◆ **Directions for this task**
Retype the complete listing exactly as it appears.

◆ **Stored data entries**

----

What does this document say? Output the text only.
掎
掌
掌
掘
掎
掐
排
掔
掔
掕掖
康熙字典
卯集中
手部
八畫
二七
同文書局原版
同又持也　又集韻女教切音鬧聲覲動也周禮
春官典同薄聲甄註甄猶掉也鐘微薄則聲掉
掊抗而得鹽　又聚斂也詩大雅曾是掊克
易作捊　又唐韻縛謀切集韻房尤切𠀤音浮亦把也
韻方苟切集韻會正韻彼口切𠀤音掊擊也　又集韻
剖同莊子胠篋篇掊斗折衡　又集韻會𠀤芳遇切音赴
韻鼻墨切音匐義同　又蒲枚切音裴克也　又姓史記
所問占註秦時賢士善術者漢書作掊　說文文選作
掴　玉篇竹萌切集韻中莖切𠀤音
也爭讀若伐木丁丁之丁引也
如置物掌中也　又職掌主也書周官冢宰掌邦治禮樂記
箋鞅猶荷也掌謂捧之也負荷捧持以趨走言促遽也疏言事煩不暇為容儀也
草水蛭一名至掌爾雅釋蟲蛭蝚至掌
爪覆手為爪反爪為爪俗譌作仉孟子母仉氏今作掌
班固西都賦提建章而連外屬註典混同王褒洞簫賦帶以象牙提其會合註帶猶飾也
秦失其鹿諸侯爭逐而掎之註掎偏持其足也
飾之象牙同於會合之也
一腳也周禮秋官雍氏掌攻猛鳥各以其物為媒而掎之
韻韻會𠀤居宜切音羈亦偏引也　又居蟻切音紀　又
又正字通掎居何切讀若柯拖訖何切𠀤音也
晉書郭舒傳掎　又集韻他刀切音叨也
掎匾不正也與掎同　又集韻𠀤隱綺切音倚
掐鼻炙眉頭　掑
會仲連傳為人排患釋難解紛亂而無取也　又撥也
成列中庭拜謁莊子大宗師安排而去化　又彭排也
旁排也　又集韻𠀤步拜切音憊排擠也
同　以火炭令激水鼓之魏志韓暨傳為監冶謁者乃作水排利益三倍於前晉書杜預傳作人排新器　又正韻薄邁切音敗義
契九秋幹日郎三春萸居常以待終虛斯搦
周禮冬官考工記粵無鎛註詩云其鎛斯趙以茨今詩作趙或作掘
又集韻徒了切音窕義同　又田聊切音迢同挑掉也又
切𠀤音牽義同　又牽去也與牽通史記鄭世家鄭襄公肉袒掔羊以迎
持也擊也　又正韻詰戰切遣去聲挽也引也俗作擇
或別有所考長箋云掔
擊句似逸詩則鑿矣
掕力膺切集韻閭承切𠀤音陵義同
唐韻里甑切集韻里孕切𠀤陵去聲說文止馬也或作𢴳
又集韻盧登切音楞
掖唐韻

----

◆ **Expected output**
What does this document say? Output the text only.
掎
掌
掌
掘
掎
掐
排
掔
掔
掕掖
康熙字典
卯集中
手部
八畫
二七
同文書局原版
同又持也　又集韻女教切音鬧聲覲動也周禮
春官典同薄聲甄註甄猶掉也鐘微薄則聲掉
掊抗而得鹽　又聚斂也詩大雅曾是掊克
易作捊　又唐韻縛謀切集韻房尤切𠀤音浮亦把也
韻方苟切集韻會正韻彼口切𠀤音掊擊也　又集韻
剖同莊子胠篋篇掊斗折衡　又集韻會𠀤芳遇切音赴
韻鼻墨切音匐義同　又蒲枚切音裴克也　又姓史記
所問占註秦時賢士善術者漢書作掊　說文文選作
掴　玉篇竹萌切集韻中莖切𠀤音
也爭讀若伐木丁丁之丁引也
如置物掌中也　又職掌主也書周官冢宰掌邦治禮樂記
箋鞅猶荷也掌謂捧之也負荷捧持以趨走言促遽也疏言事煩不暇為容儀也
草水蛭一名至掌爾雅釋蟲蛭蝚至掌
爪覆手為爪反爪為爪俗譌作仉孟子母仉氏今作掌
班固西都賦提建章而連外屬註典混同王褒洞簫賦帶以象牙提其會合註帶猶飾也
秦失其鹿諸侯爭逐而掎之註掎偏持其足也
飾之象牙同於會合之也
一腳也周禮秋官雍氏掌攻猛鳥各以其物為媒而掎之
韻韻會𠀤居宜切音羈亦偏引也　又居蟻切音紀　又
又正字通掎居何切讀若柯拖訖何切𠀤音也
晉書郭舒傳掎　又集韻他刀切音叨也
掎匾不正也與掎同　又集韻𠀤隱綺切音倚
掐鼻炙眉頭　掑
會仲連傳為人排患釋難解紛亂而無取也　又撥也
成列中庭拜謁莊子大宗師安排而去化　又彭排也
旁排也　又集韻𠀤步拜切音憊排擠也
同　以火炭令激水鼓之魏志韓暨傳為監冶謁者乃作水排利益三倍於前晉書杜預傳作人排新器　又正韻薄邁切音敗義
契九秋幹日郎三春萸居常以待終虛斯搦
周禮冬官考工記粵無鎛註詩云其鎛斯趙以茨今詩作趙或作掘
又集韻徒了切音窕義同　又田聊切音迢同挑掉也又
切𠀤音牽義同　又牽去也與牽通史記鄭世家鄭襄公肉袒掔羊以迎
持也擊也　又正韻詰戰切遣去聲挽也引也俗作擇
或別有所考長箋云掔
擊句似逸詩則鑿矣
掕力膺切集韻閭承切𠀤音陵義同
唐韻里甑切集韻里孕切𠀤陵去聲說文止馬也或作𢴳
又集韻盧登切音楞
掖唐韻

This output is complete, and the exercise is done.